:: ENTRIES SHOWN ::

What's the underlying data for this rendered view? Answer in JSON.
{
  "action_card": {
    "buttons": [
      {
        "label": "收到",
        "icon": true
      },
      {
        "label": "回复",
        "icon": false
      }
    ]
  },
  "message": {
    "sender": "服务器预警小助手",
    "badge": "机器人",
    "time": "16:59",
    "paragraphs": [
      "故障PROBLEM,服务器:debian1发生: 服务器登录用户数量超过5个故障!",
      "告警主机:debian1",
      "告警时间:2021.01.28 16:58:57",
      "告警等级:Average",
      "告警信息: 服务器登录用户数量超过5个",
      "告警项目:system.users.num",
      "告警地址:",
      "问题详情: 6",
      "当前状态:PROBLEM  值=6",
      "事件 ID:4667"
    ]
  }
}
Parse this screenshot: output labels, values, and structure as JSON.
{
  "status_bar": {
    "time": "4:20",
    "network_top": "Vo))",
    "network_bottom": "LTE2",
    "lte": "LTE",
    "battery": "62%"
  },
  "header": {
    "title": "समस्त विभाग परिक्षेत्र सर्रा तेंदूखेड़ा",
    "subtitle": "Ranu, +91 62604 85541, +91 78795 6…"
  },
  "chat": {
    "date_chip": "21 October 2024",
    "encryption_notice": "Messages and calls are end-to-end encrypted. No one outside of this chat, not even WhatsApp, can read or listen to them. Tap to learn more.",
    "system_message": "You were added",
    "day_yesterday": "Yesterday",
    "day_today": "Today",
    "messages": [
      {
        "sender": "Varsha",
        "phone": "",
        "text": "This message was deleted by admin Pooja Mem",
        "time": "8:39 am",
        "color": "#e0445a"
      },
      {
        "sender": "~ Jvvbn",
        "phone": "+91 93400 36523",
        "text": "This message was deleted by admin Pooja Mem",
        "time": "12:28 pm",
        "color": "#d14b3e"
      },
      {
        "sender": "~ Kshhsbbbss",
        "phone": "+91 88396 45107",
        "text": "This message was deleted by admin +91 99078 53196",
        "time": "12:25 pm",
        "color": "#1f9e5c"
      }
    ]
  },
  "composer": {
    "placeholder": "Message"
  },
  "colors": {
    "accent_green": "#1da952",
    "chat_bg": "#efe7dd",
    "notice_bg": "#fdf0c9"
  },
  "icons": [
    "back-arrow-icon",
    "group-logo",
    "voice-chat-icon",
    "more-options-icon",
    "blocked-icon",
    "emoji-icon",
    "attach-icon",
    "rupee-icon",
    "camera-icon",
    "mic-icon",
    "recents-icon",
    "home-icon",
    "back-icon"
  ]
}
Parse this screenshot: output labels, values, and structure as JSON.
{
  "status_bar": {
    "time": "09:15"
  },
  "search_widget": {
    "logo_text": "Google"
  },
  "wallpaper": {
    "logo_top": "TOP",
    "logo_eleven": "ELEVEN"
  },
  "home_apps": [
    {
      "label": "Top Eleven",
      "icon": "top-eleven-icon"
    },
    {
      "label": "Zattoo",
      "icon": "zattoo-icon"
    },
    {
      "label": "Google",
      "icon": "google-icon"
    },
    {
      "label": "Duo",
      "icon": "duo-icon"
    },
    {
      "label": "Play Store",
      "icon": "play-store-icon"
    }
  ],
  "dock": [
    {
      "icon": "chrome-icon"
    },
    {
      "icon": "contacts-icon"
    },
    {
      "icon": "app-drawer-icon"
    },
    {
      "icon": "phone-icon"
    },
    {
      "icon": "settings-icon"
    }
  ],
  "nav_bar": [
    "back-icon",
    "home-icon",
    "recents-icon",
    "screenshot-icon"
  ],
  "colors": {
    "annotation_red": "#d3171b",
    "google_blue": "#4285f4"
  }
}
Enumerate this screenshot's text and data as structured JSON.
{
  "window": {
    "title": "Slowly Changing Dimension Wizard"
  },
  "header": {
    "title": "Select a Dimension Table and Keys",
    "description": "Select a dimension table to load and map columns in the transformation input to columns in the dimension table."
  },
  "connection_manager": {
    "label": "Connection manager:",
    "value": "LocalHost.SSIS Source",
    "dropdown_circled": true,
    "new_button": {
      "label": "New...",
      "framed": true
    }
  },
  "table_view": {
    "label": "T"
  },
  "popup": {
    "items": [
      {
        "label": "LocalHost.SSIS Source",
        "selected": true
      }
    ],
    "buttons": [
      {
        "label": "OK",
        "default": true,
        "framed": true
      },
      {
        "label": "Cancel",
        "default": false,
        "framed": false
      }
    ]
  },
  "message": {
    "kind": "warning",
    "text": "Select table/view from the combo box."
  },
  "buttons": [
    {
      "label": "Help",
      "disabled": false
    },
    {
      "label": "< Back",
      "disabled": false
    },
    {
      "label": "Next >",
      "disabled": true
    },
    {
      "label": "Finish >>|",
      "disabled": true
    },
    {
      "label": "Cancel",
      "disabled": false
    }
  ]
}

:::

• [GOAL]
Repeat all of the records above exactly as they appear.

• [RESPONSE]
What's the underlying data for this rendered view? Answer in JSON.
{
  "action_card": {
    "buttons": [
      {
        "label": "收到",
        "icon": true
      },
      {
        "label": "回复",
        "icon": false
      }
    ]
  },
  "message": {
    "sender": "服务器预警小助手",
    "badge": "机器人",
    "time": "16:59",
    "paragraphs": [
      "故障PROBLEM,服务器:debian1发生: 服务器登录用户数量超过5个故障!",
      "告警主机:debian1",
      "告警时间:2021.01.28 16:58:57",
      "告警等级:Average",
      "告警信息: 服务器登录用户数量超过5个",
      "告警项目:system.users.num",
      "告警地址:",
      "问题详情: 6",
      "当前状态:PROBLEM  值=6",
      "事件 ID:4667"
    ]
  }
}
Parse this screenshot: output labels, values, and structure as JSON.
{
  "status_bar": {
    "time": "4:20",
    "network_top": "Vo))",
    "network_bottom": "LTE2",
    "lte": "LTE",
    "battery": "62%"
  },
  "header": {
    "title": "समस्त विभाग परिक्षेत्र सर्रा तेंदूखेड़ा",
    "subtitle": "Ranu, +91 62604 85541, +91 78795 6…"
  },
  "chat": {
    "date_chip": "21 October 2024",
    "encryption_notice": "Messages and calls are end-to-end encrypted. No one outside of this chat, not even WhatsApp, can read or listen to them. Tap to learn more.",
    "system_message": "You were added",
    "day_yesterday": "Yesterday",
    "day_today": "Today",
    "messages": [
      {
        "sender": "Varsha",
        "phone": "",
        "text": "This message was deleted by admin Pooja Mem",
        "time": "8:39 am",
        "color": "#e0445a"
      },
      {
        "sender": "~ Jvvbn",
        "phone": "+91 93400 36523",
        "text": "This message was deleted by admin Pooja Mem",
        "time": "12:28 pm",
        "color": "#d14b3e"
      },
      {
        "sender": "~ Kshhsbbbss",
        "phone": "+91 88396 45107",
        "text": "This message was deleted by admin +91 99078 53196",
        "time": "12:25 pm",
        "color": "#1f9e5c"
      }
    ]
  },
  "composer": {
    "placeholder": "Message"
  },
  "colors": {
    "accent_green": "#1da952",
    "chat_bg": "#efe7dd",
    "notice_bg": "#fdf0c9"
  },
  "icons": [
    "back-arrow-icon",
    "group-logo",
    "voice-chat-icon",
    "more-options-icon",
    "blocked-icon",
    "emoji-icon",
    "attach-icon",
    "rupee-icon",
    "camera-icon",
    "mic-icon",
    "recents-icon",
    "home-icon",
    "back-icon"
  ]
}
Parse this screenshot: output labels, values, and structure as JSON.
{
  "status_bar": {
    "time": "09:15"
  },
  "search_widget": {
    "logo_text": "Google"
  },
  "wallpaper": {
    "logo_top": "TOP",
    "logo_eleven": "ELEVEN"
  },
  "home_apps": [
    {
      "label": "Top Eleven",
      "icon": "top-eleven-icon"
    },
    {
      "label": "Zattoo",
      "icon": "zattoo-icon"
    },
    {
      "label": "Google",
      "icon": "google-icon"
    },
    {
      "label": "Duo",
      "icon": "duo-icon"
    },
    {
      "label": "Play Store",
      "icon": "play-store-icon"
    }
  ],
  "dock": [
    {
      "icon": "chrome-icon"
    },
    {
      "icon": "contacts-icon"
    },
    {
      "icon": "app-drawer-icon"
    },
    {
      "icon": "phone-icon"
    },
    {
      "icon": "settings-icon"
    }
  ],
  "nav_bar": [
    "back-icon",
    "home-icon",
    "recents-icon",
    "screenshot-icon"
  ],
  "colors": {
    "annotation_red": "#d3171b",
    "google_blue": "#4285f4"
  }
}
Enumerate this screenshot's text and data as structured JSON.
{
  "window": {
    "title": "Slowly Changing Dimension Wizard"
  },
  "header": {
    "title": "Select a Dimension Table and Keys",
    "description": "Select a dimension table to load and map columns in the transformation input to columns in the dimension table."
  },
  "connection_manager": {
    "label": "Connection manager:",
    "value": "LocalHost.SSIS Source",
    "dropdown_circled": true,
    "new_button": {
      "label": "New...",
      "framed": true
    }
  },
  "table_view": {
    "label": "T"
  },
  "popup": {
    "items": [
      {
        "label": "LocalHost.SSIS Source",
        "selected": true
      }
    ],
    "buttons": [
      {
        "label": "OK",
        "default": true,
        "framed": true
      },
      {
        "label": "Cancel",
        "default": false,
        "framed": false
      }
    ]
  },
  "message": {
    "kind": "warning",
    "text": "Select table/view from the combo box."
  },
  "buttons": [
    {
      "label": "Help",
      "disabled": false
    },
    {
      "label": "< Back",
      "disabled": false
    },
    {
      "label": "Next >",
      "disabled": true
    },
    {
      "label": "Finish >>|",
      "disabled": true
    },
    {
      "label": "Cancel",
      "disabled": false
    }
  ]
}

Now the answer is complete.